Your task: Scan the records and identify every line in which the string "重大死亡事故后" occurs, then return those lines.

Information supplied:
[start]

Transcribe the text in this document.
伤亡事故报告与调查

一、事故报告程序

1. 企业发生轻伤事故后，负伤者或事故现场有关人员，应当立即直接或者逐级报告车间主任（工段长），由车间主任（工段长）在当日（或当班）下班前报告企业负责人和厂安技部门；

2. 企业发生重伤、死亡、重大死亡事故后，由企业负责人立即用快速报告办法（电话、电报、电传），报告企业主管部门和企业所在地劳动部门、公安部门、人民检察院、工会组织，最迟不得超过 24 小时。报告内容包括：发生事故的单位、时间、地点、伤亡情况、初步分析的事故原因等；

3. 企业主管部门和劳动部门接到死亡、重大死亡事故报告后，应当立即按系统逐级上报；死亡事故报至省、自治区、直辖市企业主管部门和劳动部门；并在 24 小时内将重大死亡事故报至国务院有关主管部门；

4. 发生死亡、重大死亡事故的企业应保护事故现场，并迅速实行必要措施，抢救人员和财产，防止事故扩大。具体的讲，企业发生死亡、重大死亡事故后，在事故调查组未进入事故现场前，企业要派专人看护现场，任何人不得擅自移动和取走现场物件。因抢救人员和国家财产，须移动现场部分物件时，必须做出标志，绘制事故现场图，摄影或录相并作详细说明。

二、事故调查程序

[end]

Written answer:
2. 企业发生重伤、死亡、重大死亡事故后，由企业负责人立即用快速报告办法（电话、电报、电传），报告企业主管部门和企业所在地劳动部门、公安部门、人民检察院、工会组织，最迟不得超过 24 小时。报告内容包括：发生事故的单位、时间、地点、伤亡情况、初步分析的事故原因等；
4. 发生死亡、重大死亡事故的企业应保护事故现场，并迅速实行必要措施，抢救人员和财产，防止事故扩大。具体的讲，企业发生死亡、重大死亡事故后，在事故调查组未进入事故现场前，企业要派专人看护现场，任何人不得擅自移动和取走现场物件。因抢救人员和国家财产，须移动现场部分物件时，必须做出标志，绘制事故现场图，摄影或录相并作详细说明。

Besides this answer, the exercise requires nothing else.